--- DATA TO PROCESS ---

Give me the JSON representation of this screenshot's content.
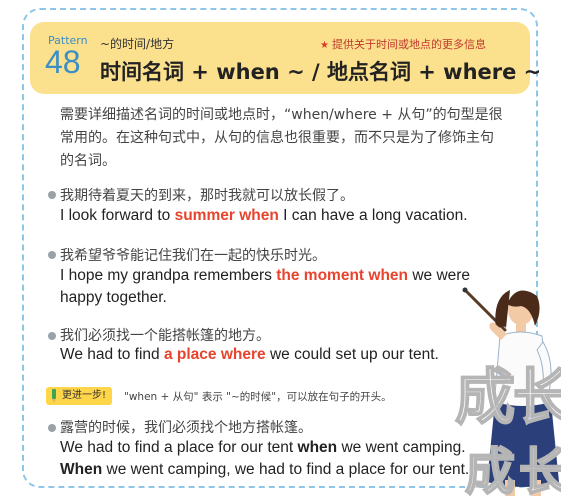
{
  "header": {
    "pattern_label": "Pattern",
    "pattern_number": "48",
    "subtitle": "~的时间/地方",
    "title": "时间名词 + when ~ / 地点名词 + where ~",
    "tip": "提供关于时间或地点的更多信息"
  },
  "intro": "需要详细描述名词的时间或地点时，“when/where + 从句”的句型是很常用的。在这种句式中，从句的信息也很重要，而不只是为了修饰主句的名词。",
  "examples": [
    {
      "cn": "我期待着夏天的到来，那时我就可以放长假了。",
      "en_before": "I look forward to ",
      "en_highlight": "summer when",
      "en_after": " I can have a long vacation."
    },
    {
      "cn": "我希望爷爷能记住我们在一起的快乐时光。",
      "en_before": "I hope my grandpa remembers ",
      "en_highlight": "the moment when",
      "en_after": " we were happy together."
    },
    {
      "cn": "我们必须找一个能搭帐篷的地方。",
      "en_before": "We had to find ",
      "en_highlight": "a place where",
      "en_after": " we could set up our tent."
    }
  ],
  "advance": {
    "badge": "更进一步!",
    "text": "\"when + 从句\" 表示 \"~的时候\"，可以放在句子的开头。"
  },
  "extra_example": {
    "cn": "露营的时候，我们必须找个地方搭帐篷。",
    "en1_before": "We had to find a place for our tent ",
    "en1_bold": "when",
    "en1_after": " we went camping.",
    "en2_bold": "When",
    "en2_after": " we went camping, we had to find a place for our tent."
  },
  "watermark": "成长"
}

---

• _TASK GOAL_
Repeat the lines above exactly, and keep every picture out.

• _EXPECTED ANSWER_
Give me the JSON representation of this screenshot's content.
{
  "header": {
    "pattern_label": "Pattern",
    "pattern_number": "48",
    "subtitle": "~的时间/地方",
    "title": "时间名词 + when ~ / 地点名词 + where ~",
    "tip": "提供关于时间或地点的更多信息"
  },
  "intro": "需要详细描述名词的时间或地点时，“when/where + 从句”的句型是很常用的。在这种句式中，从句的信息也很重要，而不只是为了修饰主句的名词。",
  "examples": [
    {
      "cn": "我期待着夏天的到来，那时我就可以放长假了。",
      "en_before": "I look forward to ",
      "en_highlight": "summer when",
      "en_after": " I can have a long vacation."
    },
    {
      "cn": "我希望爷爷能记住我们在一起的快乐时光。",
      "en_before": "I hope my grandpa remembers ",
      "en_highlight": "the moment when",
      "en_after": " we were happy together."
    },
    {
      "cn": "我们必须找一个能搭帐篷的地方。",
      "en_before": "We had to find ",
      "en_highlight": "a place where",
      "en_after": " we could set up our tent."
    }
  ],
  "advance": {
    "badge": "更进一步!",
    "text": "\"when + 从句\" 表示 \"~的时候\"，可以放在句子的开头。"
  },
  "extra_example": {
    "cn": "露营的时候，我们必须找个地方搭帐篷。",
    "en1_before": "We had to find a place for our tent ",
    "en1_bold": "when",
    "en1_after": " we went camping.",
    "en2_bold": "When",
    "en2_after": " we went camping, we had to find a place for our tent."
  },
  "watermark": "成长"
}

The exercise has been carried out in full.